=== REQUIRED TASK ===
From the listing below, tally the lines that include "إنتخاب". Return only the total.

=== DATA PROVIDED ===
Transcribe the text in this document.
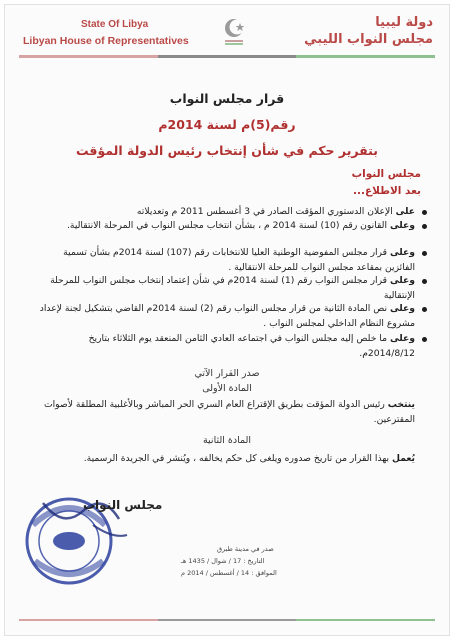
State Of Libya
Libyan House of Representatives
دولة ليبيا
مجلس النواب الليبي
قرار مجلس النواب
رقم(5)م لسنة 2014م
بتقرير حكم في شأن إنتخاب رئيس الدولة المؤقت
مجلس النواب
بعد الاطلاع...
على الإعلان الدستوري المؤقت الصادر في 3 أغسطس 2011 م وتعديلاته
وعلى القانون رقم (10) لسنة 2014 م ، بشأن انتخاب مجلس النواب في المرحلة الانتقالية.
وعلى قرار مجلس المفوضية الوطنية العليا للانتخابات رقم (107) لسنة 2014م بشأن تسمية الفائزين بمقاعد مجلس النواب للمرحلة الانتقالية .
وعلى قرار مجلس النواب رقم (1) لسنة 2014م في شأن إعتماد إنتخاب مجلس النواب للمرحلة الإنتقالية
وعلى نص المادة الثانية من قرار مجلس النواب رقم (2) لسنة 2014م القاضي بتشكيل لجنة لإعداد مشروع النظام الداخلي لمجلس النواب .
وعلى ما خلص إليه مجلس النواب في اجتماعه العادي الثامن المنعقد يوم الثلاثاء بتاريخ 2014/8/12م.
صدر القرار الآتي
المادة الأولى
ينتخب رئيس الدولة المؤقت بطريق الإقتراع العام السري الحر المباشر وبالأغلبية المطلقة لأصوات المقترعين.
المادة الثانية
يُعمل بهذا القرار من تاريخ صدوره ويلغى كل حكم يخالفه ، ويُنشر في الجريدة الرسمية.
مجلس النواب
صدر في مدينة طبرق
التاريخ : 17 / شوال / 1435 هـ
الموافق : 14 / أغسطس / 2014 م
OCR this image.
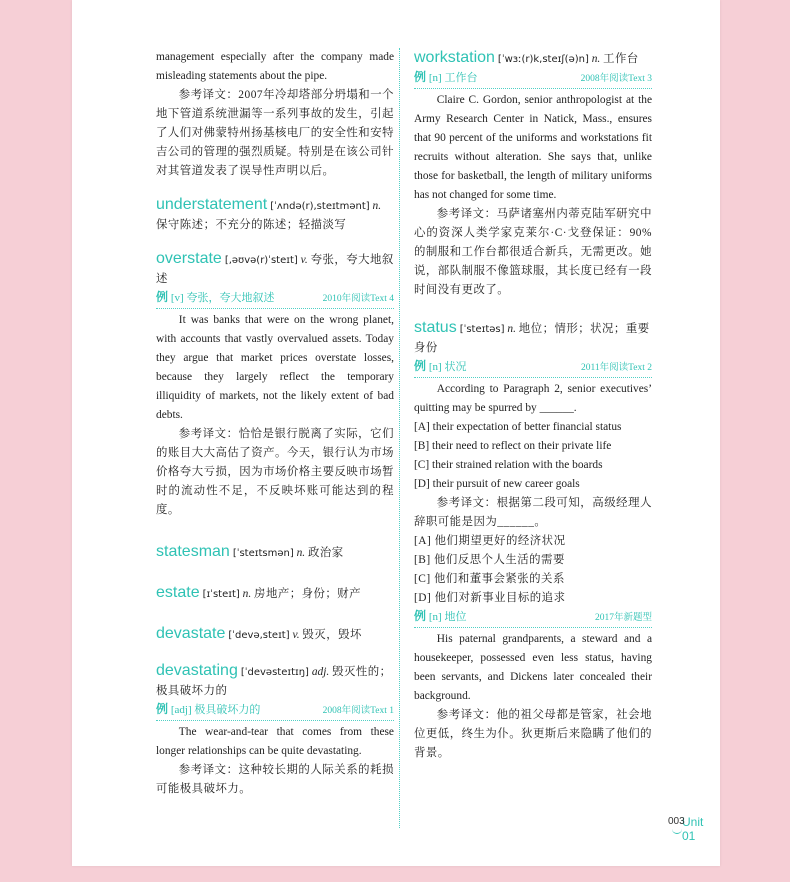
management especially after the company made misleading statements about the pipe.

参考译文：2007年冷却塔部分坍塌和一个地下管道系统泄漏等一系列事故的发生，引起了人们对佛蒙特州扬基核电厂的安全性和安特吉公司的管理的强烈质疑。特别是在该公司针对其管道发表了误导性声明以后。

understatement [ˈʌndə(r),steɪtmənt] n. 保守陈述；不充分的陈述；轻描淡写
overstate [,əʊvə(r)ˈsteɪt] v. 夸张，夸大地叙述
例 [v] 夸张，夸大地叙述	2010年阅读Text 4

It was banks that were on the wrong planet, with accounts that vastly overvalued assets. Today they argue that market prices overstate losses, because they largely reflect the temporary illiquidity of markets, not the likely extent of bad debts.

参考译文：恰恰是银行脱离了实际，它们的账目大大高估了资产。今天，银行认为市场价格夸大亏损，因为市场价格主要反映市场暂时的流动性不足，不反映坏账可能达到的程度。

statesman [ˈsteɪtsmən] n. 政治家
estate [ɪˈsteɪt] n. 房地产；身份；财产
devastate [ˈdevə,steɪt] v. 毁灭，毁坏
devastating [ˈdevəsteɪtɪŋ] adj. 毁灭性的；极具破坏力的
例 [adj] 极具破坏力的	2008年阅读Text 1

The wear-and-tear that comes from these longer relationships can be quite devastating.

参考译文：这种较长期的人际关系的耗损可能极具破坏力。

workstation [ˈwɜː(r)k,steɪʃ(ə)n] n. 工作台
例 [n] 工作台	2008年阅读Text 3

Claire C. Gordon, senior anthropologist at the Army Research Center in Natick, Mass., ensures that 90 percent of the uniforms and workstations fit recruits without alteration. She says that, unlike those for basketball, the length of military uniforms has not changed for some time.

参考译文：马萨诸塞州内蒂克陆军研究中心的资深人类学家克莱尔·C·戈登保证：90%的制服和工作台都很适合新兵，无需更改。她说，部队制服不像篮球服，其长度已经有一段时间没有更改了。

status [ˈsteɪtəs] n. 地位；情形；状况；重要身份
例 [n] 状况	2011年阅读Text 2

According to Paragraph 2, senior executives’ quitting may be spurred by ______.

[A] their expectation of better financial status

[B] their need to reflect on their private life

[C] their strained relation with the boards

[D] their pursuit of new career goals

参考译文：根据第二段可知，高级经理人辞职可能是因为______。

[A] 他们期望更好的经济状况

[B] 他们反思个人生活的需要

[C] 他们和董事会紧张的关系

[D] 他们对新事业目标的追求

例 [n] 地位	2017年新题型

His paternal grandparents, a steward and a housekeeper, possessed even less status, having been servants, and Dickens later concealed their background.

参考译文：他的祖父母都是管家，社会地位更低，终生为仆。狄更斯后来隐瞒了他们的背景。

Unit 01
003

=== ANSWER TO THE TASK ===
2